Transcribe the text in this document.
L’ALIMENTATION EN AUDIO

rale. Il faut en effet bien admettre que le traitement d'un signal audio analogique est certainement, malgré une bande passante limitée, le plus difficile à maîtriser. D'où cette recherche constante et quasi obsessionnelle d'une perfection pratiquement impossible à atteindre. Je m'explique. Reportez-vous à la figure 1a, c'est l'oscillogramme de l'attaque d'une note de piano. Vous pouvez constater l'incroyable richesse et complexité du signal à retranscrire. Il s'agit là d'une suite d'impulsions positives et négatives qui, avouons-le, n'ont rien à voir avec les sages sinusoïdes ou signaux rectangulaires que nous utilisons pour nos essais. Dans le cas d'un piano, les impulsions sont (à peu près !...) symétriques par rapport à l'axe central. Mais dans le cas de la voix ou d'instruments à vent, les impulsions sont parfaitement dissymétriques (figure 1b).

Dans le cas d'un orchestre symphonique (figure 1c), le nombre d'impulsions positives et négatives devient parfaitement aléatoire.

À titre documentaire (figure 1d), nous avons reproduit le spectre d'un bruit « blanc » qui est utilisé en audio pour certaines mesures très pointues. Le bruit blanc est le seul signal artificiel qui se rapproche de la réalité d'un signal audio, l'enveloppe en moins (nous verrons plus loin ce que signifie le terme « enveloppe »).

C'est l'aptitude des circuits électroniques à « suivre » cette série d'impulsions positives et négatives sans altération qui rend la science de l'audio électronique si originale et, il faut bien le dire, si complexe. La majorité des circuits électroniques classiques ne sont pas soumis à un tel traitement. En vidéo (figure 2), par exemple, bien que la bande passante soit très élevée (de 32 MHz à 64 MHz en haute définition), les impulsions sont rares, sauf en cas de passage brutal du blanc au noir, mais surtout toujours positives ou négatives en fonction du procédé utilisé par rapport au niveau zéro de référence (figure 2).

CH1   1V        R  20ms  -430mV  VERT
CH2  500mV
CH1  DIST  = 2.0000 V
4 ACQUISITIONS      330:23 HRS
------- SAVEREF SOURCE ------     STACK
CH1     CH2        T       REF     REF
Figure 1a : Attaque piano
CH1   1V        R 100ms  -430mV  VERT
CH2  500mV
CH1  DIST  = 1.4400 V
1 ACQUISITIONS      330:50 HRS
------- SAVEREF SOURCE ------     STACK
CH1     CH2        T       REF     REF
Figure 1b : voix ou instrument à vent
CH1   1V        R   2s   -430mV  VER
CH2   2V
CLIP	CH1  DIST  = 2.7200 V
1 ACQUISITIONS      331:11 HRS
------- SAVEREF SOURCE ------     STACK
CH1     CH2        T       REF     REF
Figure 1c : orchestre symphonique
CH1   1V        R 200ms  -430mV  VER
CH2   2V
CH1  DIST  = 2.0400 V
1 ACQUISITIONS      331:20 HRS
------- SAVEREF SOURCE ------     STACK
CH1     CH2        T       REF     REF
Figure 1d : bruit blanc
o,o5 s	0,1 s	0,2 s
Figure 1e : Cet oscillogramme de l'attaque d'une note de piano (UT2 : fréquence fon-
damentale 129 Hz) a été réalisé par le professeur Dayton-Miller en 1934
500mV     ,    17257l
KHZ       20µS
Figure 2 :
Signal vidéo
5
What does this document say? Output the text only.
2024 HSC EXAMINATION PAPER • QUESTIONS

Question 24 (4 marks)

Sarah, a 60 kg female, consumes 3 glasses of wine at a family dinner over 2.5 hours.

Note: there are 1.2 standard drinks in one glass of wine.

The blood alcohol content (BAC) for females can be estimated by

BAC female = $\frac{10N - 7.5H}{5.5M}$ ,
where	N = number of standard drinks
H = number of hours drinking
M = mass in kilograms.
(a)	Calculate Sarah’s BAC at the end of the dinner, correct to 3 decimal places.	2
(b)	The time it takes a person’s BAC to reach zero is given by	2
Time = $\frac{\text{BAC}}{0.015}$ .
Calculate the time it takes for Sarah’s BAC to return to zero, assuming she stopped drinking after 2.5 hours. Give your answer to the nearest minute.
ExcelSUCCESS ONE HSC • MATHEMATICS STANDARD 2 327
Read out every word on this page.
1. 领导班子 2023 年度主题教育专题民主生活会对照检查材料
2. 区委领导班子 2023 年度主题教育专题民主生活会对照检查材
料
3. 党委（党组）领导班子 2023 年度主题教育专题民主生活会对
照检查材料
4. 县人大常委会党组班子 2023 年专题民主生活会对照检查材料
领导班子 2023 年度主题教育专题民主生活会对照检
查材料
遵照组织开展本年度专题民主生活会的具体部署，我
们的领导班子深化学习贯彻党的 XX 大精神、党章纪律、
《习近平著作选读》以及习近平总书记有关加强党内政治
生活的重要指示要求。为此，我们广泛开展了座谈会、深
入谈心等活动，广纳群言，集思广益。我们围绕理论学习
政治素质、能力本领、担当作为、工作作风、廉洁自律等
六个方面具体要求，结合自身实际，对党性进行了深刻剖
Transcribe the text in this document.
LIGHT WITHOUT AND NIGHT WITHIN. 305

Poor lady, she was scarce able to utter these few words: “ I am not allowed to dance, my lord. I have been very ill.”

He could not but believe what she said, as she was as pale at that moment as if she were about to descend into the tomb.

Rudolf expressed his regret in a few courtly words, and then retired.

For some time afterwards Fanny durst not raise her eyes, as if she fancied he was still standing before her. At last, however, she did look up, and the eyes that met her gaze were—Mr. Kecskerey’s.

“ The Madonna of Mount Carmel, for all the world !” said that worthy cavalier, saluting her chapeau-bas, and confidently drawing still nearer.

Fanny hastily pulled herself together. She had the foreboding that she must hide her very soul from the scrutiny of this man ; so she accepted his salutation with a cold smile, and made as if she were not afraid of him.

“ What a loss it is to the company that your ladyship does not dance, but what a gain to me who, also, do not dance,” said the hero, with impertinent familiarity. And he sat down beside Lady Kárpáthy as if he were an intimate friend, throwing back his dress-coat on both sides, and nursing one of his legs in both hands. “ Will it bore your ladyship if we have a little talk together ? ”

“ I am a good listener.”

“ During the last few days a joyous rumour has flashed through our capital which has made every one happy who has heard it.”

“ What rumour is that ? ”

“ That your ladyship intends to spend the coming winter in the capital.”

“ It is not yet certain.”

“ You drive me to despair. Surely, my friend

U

--------------------------------

- _What the task requires_:
Return each line with "friend".

- _Answer for the task_:
“ What a loss it is to the company that your ladyship does not dance, but what a gain to me who, also, do not dance,” said the hero, with impertinent familiarity. And he sat down beside Lady Kárpáthy as if he were an intimate friend, throwing back his dress-coat on both sides, and nursing one of his legs in both hands. “ Will it bore your ladyship if we have a little talk together ? ”
“ You drive me to despair. Surely, my friend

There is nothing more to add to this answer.